## Collected data:
..............................

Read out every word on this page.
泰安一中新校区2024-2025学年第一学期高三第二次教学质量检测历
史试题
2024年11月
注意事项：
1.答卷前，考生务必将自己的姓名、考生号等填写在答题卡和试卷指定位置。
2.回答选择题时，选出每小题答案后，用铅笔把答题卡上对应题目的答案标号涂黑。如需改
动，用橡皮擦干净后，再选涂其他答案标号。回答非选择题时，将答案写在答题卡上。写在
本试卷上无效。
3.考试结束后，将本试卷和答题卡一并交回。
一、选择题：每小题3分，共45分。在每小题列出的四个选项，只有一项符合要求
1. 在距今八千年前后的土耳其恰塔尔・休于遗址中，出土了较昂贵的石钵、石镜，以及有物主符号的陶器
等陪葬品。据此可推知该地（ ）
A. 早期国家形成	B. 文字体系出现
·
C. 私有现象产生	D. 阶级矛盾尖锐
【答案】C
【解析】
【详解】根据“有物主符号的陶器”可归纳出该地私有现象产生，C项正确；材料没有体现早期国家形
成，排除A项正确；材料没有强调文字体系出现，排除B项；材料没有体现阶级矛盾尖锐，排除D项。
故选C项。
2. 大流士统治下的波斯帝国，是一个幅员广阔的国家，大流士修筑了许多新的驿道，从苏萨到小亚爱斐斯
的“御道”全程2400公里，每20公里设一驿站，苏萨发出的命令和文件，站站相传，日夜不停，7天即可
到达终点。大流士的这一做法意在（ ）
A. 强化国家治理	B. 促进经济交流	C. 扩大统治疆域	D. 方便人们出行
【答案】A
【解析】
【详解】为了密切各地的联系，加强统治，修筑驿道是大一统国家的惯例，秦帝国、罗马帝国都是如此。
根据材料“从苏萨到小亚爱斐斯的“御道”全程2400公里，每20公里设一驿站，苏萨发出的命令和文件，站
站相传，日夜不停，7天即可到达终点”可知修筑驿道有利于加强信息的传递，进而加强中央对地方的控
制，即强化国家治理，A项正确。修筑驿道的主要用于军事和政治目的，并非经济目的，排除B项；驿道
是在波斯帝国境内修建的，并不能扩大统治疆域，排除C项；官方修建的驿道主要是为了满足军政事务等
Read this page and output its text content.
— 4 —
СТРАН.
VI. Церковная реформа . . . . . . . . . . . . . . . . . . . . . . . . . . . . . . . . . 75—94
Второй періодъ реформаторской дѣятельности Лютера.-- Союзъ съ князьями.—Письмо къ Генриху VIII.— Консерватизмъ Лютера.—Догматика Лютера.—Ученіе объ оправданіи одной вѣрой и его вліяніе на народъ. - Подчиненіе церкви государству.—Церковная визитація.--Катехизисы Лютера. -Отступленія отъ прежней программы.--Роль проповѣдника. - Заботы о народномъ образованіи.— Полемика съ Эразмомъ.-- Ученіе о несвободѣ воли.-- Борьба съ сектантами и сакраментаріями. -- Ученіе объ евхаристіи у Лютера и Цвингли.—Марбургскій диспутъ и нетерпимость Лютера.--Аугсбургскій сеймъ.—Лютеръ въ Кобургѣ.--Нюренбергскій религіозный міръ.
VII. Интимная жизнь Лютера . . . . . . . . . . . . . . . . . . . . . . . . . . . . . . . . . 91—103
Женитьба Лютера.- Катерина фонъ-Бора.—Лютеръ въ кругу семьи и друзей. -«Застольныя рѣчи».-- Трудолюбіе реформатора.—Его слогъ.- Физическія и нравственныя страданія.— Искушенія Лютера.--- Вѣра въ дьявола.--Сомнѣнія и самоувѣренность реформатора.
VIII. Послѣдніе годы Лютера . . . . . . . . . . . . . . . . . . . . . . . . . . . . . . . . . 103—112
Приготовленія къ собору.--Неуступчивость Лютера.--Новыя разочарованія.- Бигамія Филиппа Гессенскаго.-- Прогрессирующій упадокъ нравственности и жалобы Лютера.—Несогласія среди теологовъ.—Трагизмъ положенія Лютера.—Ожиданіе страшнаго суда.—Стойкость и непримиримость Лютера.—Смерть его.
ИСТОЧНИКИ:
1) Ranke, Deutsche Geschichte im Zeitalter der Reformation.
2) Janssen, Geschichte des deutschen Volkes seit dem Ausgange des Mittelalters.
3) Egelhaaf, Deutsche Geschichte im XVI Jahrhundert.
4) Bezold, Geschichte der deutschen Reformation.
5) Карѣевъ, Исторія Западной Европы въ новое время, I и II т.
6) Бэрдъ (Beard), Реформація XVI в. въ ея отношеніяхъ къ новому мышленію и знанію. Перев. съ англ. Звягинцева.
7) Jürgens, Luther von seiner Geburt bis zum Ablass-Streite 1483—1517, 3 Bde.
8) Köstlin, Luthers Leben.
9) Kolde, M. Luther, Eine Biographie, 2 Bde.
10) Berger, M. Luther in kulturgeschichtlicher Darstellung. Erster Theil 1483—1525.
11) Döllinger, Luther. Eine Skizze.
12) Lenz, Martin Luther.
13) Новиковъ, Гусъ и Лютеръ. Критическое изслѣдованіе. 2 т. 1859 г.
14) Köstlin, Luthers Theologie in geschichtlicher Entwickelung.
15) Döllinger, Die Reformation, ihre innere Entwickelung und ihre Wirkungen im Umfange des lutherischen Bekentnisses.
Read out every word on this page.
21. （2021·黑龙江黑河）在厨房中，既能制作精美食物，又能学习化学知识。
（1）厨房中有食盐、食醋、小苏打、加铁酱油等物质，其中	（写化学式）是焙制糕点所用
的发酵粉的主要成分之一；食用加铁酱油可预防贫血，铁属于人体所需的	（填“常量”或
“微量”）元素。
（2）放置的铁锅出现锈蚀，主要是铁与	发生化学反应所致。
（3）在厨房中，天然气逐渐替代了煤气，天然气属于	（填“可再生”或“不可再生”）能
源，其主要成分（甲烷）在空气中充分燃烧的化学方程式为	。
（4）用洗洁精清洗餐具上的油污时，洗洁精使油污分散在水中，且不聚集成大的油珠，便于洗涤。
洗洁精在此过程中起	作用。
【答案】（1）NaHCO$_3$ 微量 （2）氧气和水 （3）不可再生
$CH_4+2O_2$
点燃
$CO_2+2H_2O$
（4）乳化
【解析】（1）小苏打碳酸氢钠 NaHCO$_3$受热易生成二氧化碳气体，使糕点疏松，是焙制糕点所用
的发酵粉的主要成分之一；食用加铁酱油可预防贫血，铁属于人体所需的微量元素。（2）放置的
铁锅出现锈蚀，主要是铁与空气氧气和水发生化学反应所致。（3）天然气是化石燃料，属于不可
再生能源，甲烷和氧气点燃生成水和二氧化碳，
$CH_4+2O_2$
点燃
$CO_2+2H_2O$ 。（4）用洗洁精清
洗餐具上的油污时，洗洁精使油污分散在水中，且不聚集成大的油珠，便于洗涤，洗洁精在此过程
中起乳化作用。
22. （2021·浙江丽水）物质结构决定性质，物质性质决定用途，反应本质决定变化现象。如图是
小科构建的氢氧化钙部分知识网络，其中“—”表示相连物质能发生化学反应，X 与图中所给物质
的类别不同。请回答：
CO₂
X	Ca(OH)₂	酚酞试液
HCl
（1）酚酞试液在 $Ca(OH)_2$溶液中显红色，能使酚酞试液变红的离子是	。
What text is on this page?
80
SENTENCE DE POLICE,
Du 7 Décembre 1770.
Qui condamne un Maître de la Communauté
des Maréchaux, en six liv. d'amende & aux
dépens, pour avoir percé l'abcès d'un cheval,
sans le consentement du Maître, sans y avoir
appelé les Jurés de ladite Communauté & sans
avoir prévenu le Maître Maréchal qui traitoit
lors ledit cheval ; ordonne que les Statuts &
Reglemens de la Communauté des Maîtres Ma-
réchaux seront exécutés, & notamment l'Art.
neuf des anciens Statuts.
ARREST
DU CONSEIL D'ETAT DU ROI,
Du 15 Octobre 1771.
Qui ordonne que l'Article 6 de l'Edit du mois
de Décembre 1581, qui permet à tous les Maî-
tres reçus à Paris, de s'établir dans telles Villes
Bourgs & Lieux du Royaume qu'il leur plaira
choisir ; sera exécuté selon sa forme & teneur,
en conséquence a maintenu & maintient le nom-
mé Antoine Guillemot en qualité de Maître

..............................

## Written problem:
From the data above, show each line that contains "Geschichte".

## Answer to this problem:
1) Ranke, Deutsche Geschichte im Zeitalter der Reformation.
2) Janssen, Geschichte des deutschen Volkes seit dem Ausgange des Mittelalters.
3) Egelhaaf, Deutsche Geschichte im XVI Jahrhundert.
4) Bezold, Geschichte der deutschen Reformation.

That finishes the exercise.